Print out each record below, unaltered and complete, without its images.

Recorded data:
****************

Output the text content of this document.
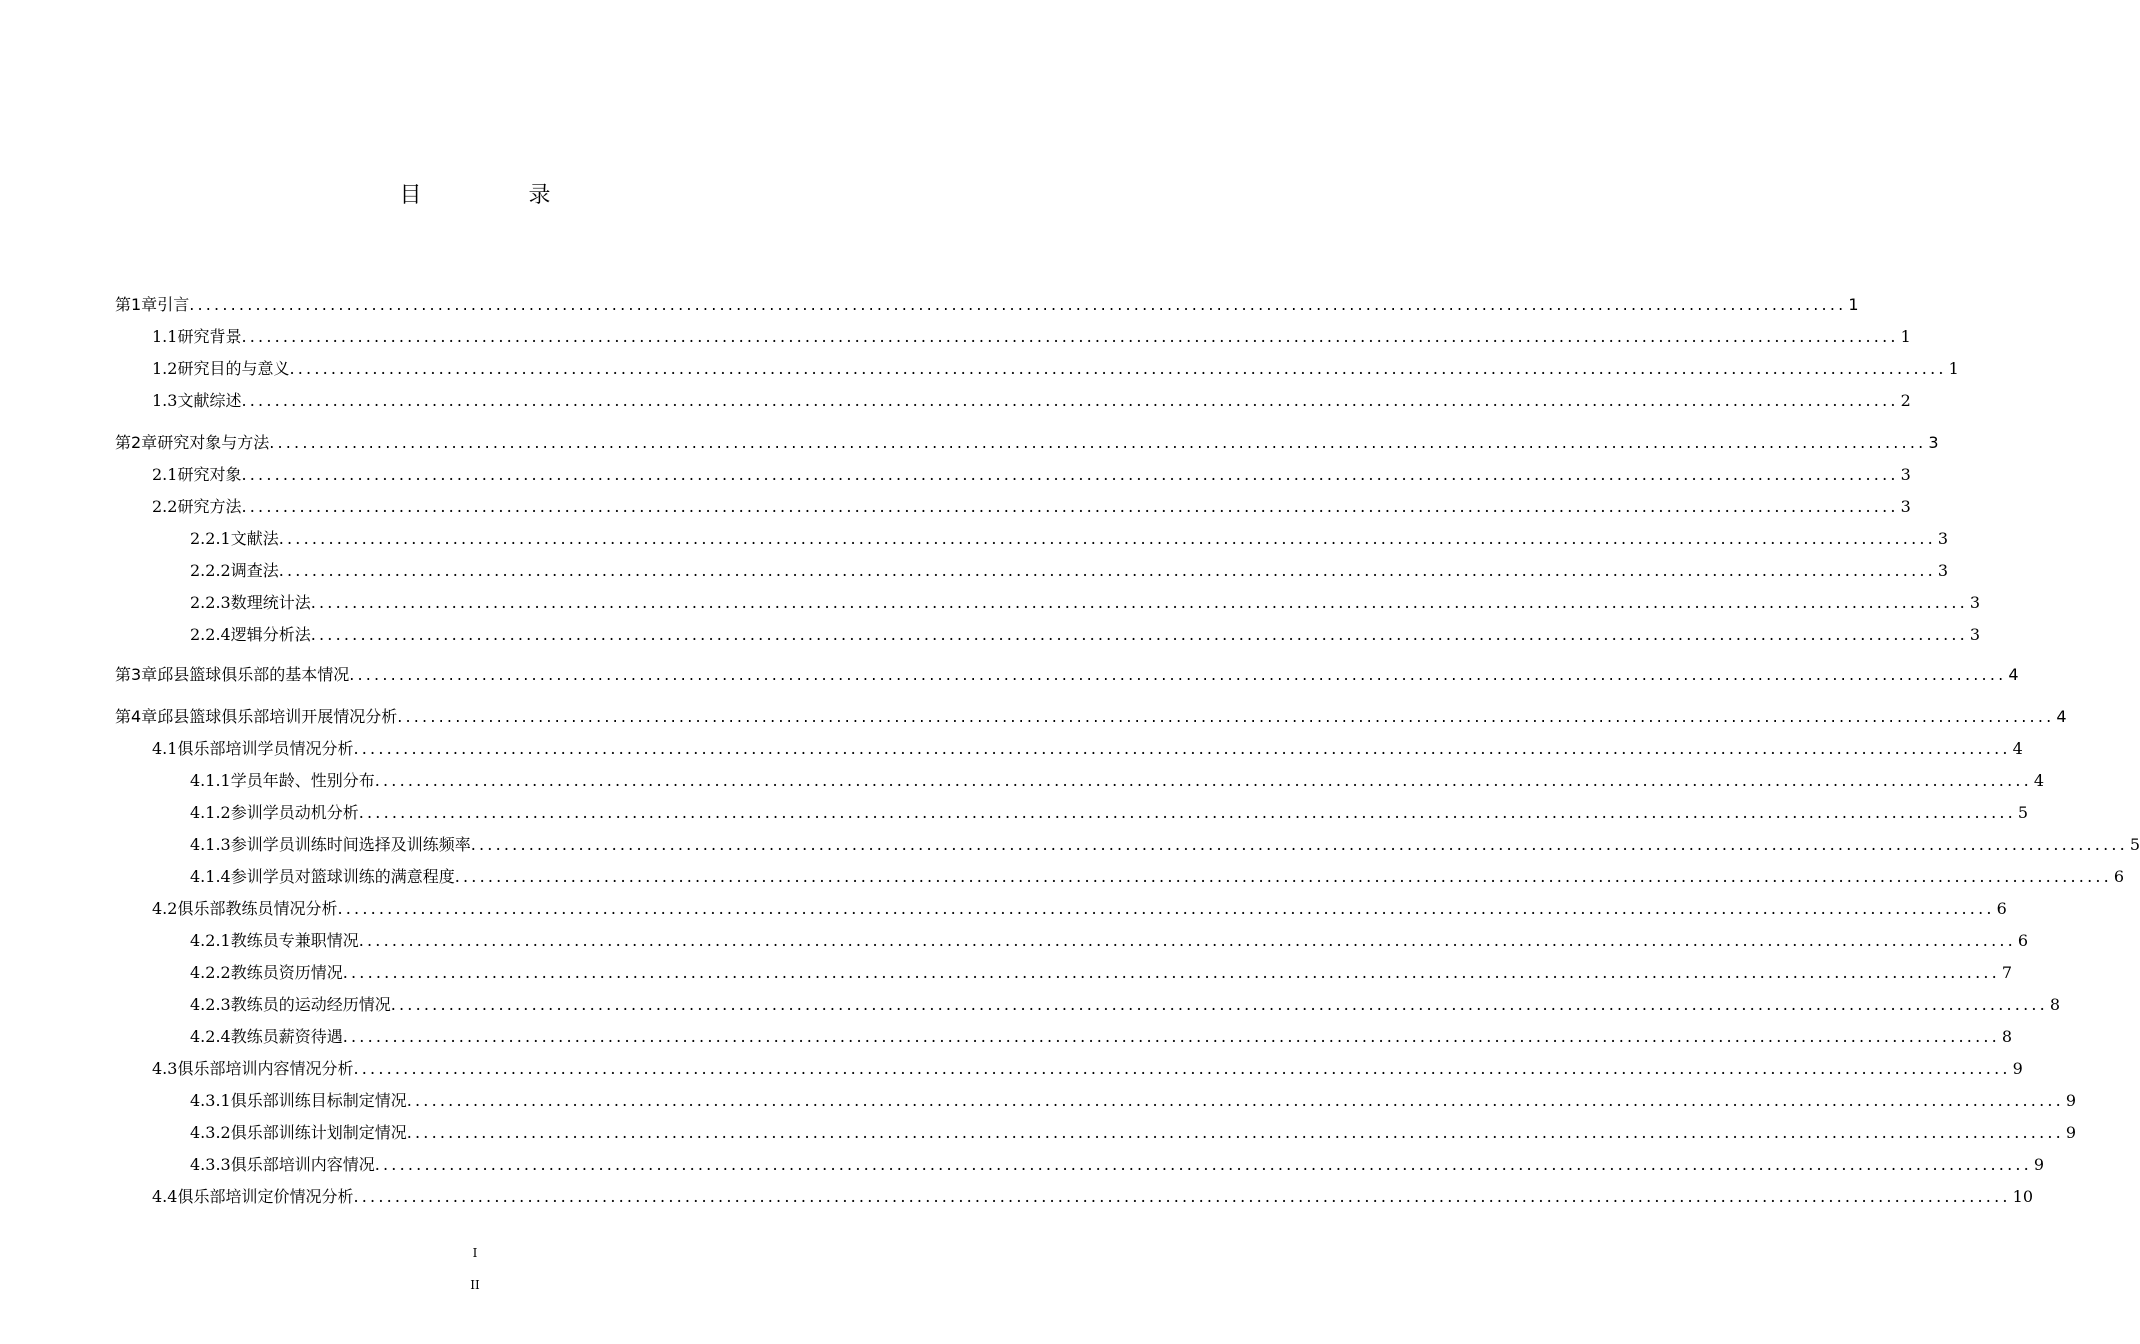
目 录
第1章 引言 ........................................................................................................................................................................................................ 1
1.1 研究背景 ........................................................................................................................................................................................................ 1
1.2 研究目的与意义 ........................................................................................................................................................................................................ 1
1.3 文献综述 ........................................................................................................................................................................................................ 2
第2章 研究对象与方法 ........................................................................................................................................................................................................ 3
2.1 研究对象 ........................................................................................................................................................................................................ 3
2.2 研究方法 ........................................................................................................................................................................................................ 3
2.2.1 文献法 ........................................................................................................................................................................................................ 3
2.2.2 调查法 ........................................................................................................................................................................................................ 3
2.2.3 数理统计法 ........................................................................................................................................................................................................ 3
2.2.4 逻辑分析法 ........................................................................................................................................................................................................ 3
第3章 邱县篮球俱乐部的基本情况 ........................................................................................................................................................................................................ 4
第4章 邱县篮球俱乐部培训开展情况分析 ........................................................................................................................................................................................................ 4
4.1 俱乐部培训学员情况分析 ........................................................................................................................................................................................................ 4
4.1.1 学员年龄、性别分布 ........................................................................................................................................................................................................ 4
4.1.2 参训学员动机分析 ........................................................................................................................................................................................................ 5
4.1.3 参训学员训练时间选择及训练频率 ........................................................................................................................................................................................................ 5
4.1.4 参训学员对篮球训练的满意程度 ........................................................................................................................................................................................................ 6
4.2 俱乐部教练员情况分析 ........................................................................................................................................................................................................ 6
4.2.1 教练员专兼职情况 ........................................................................................................................................................................................................ 6
4.2.2 教练员资历情况 ........................................................................................................................................................................................................ 7
4.2.3 教练员的运动经历情况 ........................................................................................................................................................................................................ 8
4.2.4 教练员薪资待遇 ........................................................................................................................................................................................................ 8
4.3 俱乐部培训内容情况分析 ........................................................................................................................................................................................................ 9
4.3.1 俱乐部训练目标制定情况 ........................................................................................................................................................................................................ 9
4.3.2 俱乐部训练计划制定情况 ........................................................................................................................................................................................................ 9
4.3.3 俱乐部培训内容情况 ........................................................................................................................................................................................................ 9
4.4 俱乐部培训定价情况分析 ........................................................................................................................................................................................................ 10
I
II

****************

_THE RESPONSE_.
Output the text content of this document.
目 录
第1章 引言 ........................................................................................................................................................................................................ 1
1.1 研究背景 ........................................................................................................................................................................................................ 1
1.2 研究目的与意义 ........................................................................................................................................................................................................ 1
1.3 文献综述 ........................................................................................................................................................................................................ 2
第2章 研究对象与方法 ........................................................................................................................................................................................................ 3
2.1 研究对象 ........................................................................................................................................................................................................ 3
2.2 研究方法 ........................................................................................................................................................................................................ 3
2.2.1 文献法 ........................................................................................................................................................................................................ 3
2.2.2 调查法 ........................................................................................................................................................................................................ 3
2.2.3 数理统计法 ........................................................................................................................................................................................................ 3
2.2.4 逻辑分析法 ........................................................................................................................................................................................................ 3
第3章 邱县篮球俱乐部的基本情况 ........................................................................................................................................................................................................ 4
第4章 邱县篮球俱乐部培训开展情况分析 ........................................................................................................................................................................................................ 4
4.1 俱乐部培训学员情况分析 ........................................................................................................................................................................................................ 4
4.1.1 学员年龄、性别分布 ........................................................................................................................................................................................................ 4
4.1.2 参训学员动机分析 ........................................................................................................................................................................................................ 5
4.1.3 参训学员训练时间选择及训练频率 ........................................................................................................................................................................................................ 5
4.1.4 参训学员对篮球训练的满意程度 ........................................................................................................................................................................................................ 6
4.2 俱乐部教练员情况分析 ........................................................................................................................................................................................................ 6
4.2.1 教练员专兼职情况 ........................................................................................................................................................................................................ 6
4.2.2 教练员资历情况 ........................................................................................................................................................................................................ 7
4.2.3 教练员的运动经历情况 ........................................................................................................................................................................................................ 8
4.2.4 教练员薪资待遇 ........................................................................................................................................................................................................ 8
4.3 俱乐部培训内容情况分析 ........................................................................................................................................................................................................ 9
4.3.1 俱乐部训练目标制定情况 ........................................................................................................................................................................................................ 9
4.3.2 俱乐部训练计划制定情况 ........................................................................................................................................................................................................ 9
4.3.3 俱乐部培训内容情况 ........................................................................................................................................................................................................ 9
4.4 俱乐部培训定价情况分析 ........................................................................................................................................................................................................ 10
I
II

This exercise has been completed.